■ Exercise text ■
-.-.-
Using biometrics is also an option, but again, is the hardest to leverage at network scale. Using all three is also an option, making it three factor authentication, or 3FA. I have seen this done well before, it was impressive. As I stated earlier, biometrics work better in more closed systems, where the exchange of data can be more tightly controlled and trusted. This is hard to do on the public internet.
Some of you may be thinking to yourself that your bank does 2FA already. Sadly, you are likely mistaken, banks have some of the worst authentication systems for what should be extremely well protected assets. The most obvious is when they send you a code to your cell phone via a text message. This may seem like it is resolving the 2nd proof, but what it is actually doing is proving the 1st proof….. twice. You present a username, a password, and they send a code to your cell phone, which you also present. This used to be considered a valid form of the 2nd proof, it is no longer considered sufficient. What this is is now know as 2 Stage Authentication, of 2SA. You are still simply proving something you know, it just so happens that you only recently learned one of those two things. You haven’t actually tied the device to the account, you have tied something the device can learn to the account. This may seem like splitting hairs, but sadly, phone systems can and are compromised. Intercepting that code can be accomplished by a variety of means. In short, you don’t need the device that gets the code to prove identity, you just need the code, and the code can be separated from the device.
-.-.-
■ Problem A ■
Rewrite the passage on authentication starting with "Using biometrics is" and going on through "the public internet.", changing "biometrics" to "fingerprint scans".
■ Problem B ■
List every abbreviation for an authentication method that the passage on authentication uses.

■ Data section ■
-.-.-
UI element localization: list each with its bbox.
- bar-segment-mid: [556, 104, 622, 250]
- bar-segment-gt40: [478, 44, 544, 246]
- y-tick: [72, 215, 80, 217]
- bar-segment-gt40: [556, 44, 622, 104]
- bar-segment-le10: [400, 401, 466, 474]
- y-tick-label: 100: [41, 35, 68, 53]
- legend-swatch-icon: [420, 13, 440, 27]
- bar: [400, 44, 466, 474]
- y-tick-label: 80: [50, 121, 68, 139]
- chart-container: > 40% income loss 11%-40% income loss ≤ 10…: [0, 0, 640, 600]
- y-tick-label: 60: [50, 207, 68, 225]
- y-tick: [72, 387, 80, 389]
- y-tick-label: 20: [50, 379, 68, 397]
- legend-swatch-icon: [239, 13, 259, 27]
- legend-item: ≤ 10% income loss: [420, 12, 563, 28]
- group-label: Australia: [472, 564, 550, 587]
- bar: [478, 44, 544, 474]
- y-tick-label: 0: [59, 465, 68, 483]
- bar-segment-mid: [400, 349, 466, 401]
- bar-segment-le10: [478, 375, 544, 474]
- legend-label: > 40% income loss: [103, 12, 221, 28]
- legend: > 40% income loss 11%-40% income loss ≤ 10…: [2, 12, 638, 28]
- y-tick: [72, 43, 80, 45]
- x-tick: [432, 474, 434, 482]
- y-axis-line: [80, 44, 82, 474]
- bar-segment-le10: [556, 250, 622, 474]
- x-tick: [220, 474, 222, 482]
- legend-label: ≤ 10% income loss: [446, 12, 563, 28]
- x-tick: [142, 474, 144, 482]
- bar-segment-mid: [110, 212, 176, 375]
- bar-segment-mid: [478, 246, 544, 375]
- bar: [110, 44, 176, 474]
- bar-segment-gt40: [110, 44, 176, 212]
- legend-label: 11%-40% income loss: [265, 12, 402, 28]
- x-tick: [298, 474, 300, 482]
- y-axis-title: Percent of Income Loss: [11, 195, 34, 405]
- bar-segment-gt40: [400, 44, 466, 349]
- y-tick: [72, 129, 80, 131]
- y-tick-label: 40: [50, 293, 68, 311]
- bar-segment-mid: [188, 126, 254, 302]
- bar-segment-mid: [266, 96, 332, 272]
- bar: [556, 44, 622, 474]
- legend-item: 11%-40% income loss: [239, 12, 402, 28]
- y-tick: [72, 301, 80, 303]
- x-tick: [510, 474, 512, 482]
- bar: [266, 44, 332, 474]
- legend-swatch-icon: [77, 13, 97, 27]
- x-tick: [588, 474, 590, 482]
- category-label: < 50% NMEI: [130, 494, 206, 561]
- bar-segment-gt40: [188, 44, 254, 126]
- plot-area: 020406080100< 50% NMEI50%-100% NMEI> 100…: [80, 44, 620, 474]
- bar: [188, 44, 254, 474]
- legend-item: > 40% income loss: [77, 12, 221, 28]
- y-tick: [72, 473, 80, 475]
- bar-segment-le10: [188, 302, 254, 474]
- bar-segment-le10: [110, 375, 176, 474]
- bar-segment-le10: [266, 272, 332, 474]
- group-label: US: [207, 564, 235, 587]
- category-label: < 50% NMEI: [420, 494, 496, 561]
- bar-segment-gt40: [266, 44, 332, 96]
-.-.-
■ Task answer A ■
Using fingerprint scans is also an option, but again, is the hardest to leverage at network scale. Using all three is also an option, making it three factor authentication, or 3FA. I have seen this done well before, it was impressive. As I stated earlier, fingerprint scans work better in more closed systems, where the exchange of data can be more tightly controlled and trusted. This is hard to do on the public internet.

■ Task answer B ■
3FA, 2FA, 2SA